[Extracted records]
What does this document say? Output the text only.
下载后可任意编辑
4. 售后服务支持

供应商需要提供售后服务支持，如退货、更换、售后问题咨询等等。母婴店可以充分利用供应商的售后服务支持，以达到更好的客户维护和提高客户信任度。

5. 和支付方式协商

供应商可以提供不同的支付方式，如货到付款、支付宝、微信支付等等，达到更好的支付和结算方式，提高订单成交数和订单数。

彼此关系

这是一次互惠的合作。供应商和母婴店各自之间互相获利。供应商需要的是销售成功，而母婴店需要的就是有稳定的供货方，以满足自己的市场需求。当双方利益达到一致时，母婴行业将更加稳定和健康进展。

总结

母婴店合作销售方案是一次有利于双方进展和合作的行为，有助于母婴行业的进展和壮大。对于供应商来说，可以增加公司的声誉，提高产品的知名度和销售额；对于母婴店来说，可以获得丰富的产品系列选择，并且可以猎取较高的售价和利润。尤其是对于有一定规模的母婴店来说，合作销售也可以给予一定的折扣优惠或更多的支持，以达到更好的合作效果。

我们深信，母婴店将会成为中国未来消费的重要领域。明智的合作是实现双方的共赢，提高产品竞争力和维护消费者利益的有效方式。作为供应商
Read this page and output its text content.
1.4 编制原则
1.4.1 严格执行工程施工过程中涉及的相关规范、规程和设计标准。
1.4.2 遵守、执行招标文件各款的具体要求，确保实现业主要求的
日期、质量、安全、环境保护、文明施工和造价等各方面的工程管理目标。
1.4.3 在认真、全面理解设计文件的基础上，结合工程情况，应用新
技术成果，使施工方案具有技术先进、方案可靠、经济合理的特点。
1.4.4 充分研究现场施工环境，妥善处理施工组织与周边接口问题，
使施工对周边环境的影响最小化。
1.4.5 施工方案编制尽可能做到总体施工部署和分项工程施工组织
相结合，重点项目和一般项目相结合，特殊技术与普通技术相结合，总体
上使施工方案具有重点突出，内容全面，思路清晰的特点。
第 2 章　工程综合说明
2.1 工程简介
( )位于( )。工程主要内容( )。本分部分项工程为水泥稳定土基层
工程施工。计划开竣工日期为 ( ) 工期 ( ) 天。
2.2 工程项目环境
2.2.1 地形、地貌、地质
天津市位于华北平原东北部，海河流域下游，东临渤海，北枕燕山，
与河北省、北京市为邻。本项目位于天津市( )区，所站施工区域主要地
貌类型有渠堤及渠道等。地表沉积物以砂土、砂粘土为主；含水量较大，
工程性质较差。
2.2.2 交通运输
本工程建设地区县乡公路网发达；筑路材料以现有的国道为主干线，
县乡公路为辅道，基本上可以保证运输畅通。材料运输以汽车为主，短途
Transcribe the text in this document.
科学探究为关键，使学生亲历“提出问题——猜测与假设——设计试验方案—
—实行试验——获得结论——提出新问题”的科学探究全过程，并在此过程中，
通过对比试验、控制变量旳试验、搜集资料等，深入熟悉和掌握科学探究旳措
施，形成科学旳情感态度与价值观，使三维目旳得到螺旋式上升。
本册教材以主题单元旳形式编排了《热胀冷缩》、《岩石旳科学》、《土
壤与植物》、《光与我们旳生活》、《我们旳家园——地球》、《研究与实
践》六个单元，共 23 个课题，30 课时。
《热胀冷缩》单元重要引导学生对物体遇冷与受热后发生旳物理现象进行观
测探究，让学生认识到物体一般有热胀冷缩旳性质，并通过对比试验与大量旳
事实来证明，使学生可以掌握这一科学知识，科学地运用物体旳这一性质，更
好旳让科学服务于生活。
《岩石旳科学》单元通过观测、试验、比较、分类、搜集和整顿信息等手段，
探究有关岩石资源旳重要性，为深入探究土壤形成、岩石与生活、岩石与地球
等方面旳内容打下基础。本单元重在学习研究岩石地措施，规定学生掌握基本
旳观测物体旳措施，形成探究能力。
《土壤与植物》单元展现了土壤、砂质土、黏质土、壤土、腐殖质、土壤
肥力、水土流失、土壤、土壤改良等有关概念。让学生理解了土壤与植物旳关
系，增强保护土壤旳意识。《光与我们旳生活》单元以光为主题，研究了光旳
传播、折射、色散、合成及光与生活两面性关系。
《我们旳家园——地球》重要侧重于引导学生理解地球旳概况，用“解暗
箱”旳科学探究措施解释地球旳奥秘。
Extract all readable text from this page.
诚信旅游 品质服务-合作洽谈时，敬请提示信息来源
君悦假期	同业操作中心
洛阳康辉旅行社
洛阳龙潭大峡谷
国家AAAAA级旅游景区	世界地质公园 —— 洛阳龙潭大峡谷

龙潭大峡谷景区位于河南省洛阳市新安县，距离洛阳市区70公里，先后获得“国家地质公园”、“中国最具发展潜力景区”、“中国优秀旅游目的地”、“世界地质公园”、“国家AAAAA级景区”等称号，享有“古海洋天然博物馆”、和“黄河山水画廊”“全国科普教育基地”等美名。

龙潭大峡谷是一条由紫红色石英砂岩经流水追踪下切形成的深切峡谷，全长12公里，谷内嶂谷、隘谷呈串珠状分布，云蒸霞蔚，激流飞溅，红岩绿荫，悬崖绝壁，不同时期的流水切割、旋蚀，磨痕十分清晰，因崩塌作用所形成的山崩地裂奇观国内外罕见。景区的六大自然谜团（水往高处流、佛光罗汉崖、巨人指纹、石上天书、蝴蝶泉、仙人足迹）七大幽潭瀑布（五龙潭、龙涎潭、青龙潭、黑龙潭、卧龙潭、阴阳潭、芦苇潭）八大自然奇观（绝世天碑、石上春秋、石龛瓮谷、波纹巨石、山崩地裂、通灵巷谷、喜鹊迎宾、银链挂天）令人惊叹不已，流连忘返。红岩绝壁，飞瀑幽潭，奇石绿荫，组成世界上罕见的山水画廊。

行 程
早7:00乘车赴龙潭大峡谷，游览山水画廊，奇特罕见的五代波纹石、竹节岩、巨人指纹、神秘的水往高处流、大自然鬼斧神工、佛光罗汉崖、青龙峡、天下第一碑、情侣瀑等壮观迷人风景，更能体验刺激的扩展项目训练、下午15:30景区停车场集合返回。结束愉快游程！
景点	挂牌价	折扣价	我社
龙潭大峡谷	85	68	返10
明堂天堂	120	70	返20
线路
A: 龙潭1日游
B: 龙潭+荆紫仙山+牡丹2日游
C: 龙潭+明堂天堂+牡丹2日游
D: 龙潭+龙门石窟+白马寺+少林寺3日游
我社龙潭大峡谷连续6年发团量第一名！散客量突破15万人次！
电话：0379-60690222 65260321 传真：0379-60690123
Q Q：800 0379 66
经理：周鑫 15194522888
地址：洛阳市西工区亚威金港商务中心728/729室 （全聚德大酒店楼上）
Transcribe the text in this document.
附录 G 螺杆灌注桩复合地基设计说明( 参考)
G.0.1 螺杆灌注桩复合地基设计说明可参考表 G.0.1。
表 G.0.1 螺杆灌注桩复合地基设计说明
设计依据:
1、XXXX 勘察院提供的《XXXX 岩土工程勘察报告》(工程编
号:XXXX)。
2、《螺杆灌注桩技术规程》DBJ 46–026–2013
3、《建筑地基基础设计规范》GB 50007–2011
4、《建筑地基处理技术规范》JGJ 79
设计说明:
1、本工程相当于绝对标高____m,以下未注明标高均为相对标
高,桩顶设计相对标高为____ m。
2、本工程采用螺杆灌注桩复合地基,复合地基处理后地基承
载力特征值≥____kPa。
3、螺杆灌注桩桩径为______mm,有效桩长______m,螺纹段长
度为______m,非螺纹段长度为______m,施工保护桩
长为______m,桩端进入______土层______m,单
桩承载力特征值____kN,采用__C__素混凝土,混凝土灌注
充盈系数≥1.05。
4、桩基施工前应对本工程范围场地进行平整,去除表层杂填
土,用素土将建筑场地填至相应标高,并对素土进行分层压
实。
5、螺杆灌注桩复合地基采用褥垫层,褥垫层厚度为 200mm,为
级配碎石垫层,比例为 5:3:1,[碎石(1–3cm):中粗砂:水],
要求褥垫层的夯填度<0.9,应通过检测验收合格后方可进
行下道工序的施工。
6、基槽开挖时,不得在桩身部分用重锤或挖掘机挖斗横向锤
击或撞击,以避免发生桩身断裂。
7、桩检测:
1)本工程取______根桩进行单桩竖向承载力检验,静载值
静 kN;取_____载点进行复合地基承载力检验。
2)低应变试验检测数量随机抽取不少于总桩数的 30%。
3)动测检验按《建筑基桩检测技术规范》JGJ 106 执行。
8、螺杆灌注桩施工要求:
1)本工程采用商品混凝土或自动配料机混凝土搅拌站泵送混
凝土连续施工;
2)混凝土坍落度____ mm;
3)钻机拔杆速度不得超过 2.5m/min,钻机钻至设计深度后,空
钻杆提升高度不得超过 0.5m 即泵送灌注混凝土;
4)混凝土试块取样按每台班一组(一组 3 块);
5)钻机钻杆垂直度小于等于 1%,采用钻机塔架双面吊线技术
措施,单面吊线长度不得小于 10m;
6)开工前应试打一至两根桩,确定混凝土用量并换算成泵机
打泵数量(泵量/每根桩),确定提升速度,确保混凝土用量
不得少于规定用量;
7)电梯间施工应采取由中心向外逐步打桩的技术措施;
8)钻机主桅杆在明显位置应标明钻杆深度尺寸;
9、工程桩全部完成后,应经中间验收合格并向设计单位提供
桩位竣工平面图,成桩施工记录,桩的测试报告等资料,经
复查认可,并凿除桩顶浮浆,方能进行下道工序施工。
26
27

* [TASK STATEMENT]: How many lines of these entries contain "世界地质公园"? Answer with the number and nothing else.

* [CORRECT ANSWER]: 2